> **RAW DATA**:
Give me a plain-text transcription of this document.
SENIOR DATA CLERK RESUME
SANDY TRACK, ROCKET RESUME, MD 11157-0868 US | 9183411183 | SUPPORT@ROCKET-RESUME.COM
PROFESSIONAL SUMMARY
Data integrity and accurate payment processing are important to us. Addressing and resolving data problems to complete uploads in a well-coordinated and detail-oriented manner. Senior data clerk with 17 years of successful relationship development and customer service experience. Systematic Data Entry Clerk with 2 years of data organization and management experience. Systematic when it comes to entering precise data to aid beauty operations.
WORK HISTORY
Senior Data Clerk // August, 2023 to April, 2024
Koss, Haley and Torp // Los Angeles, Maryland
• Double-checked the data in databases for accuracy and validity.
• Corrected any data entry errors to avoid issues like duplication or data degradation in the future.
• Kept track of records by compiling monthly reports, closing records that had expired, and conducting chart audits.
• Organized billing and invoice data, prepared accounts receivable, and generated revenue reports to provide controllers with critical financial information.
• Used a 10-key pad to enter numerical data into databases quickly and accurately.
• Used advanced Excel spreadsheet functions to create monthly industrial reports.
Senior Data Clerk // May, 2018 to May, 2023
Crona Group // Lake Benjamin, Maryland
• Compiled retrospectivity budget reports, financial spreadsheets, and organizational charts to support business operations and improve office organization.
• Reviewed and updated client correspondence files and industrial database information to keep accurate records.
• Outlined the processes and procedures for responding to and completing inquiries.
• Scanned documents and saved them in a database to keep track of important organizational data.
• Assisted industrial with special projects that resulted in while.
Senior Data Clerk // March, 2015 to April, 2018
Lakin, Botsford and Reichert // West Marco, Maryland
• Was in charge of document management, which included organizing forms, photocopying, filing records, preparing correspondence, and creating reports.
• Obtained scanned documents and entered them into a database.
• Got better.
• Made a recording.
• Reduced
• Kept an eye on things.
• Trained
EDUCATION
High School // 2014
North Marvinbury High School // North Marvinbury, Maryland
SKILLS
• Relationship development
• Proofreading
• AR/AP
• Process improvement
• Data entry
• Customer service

> **PROBLEM**: Using the entries above, return each line in which the word "Maryland" occurs.

> **EXERCISE RESPONSE**:
Koss, Haley and Torp // Los Angeles, Maryland
Crona Group // Lake Benjamin, Maryland
Lakin, Botsford and Reichert // West Marco, Maryland
North Marvinbury High School // North Marvinbury, Maryland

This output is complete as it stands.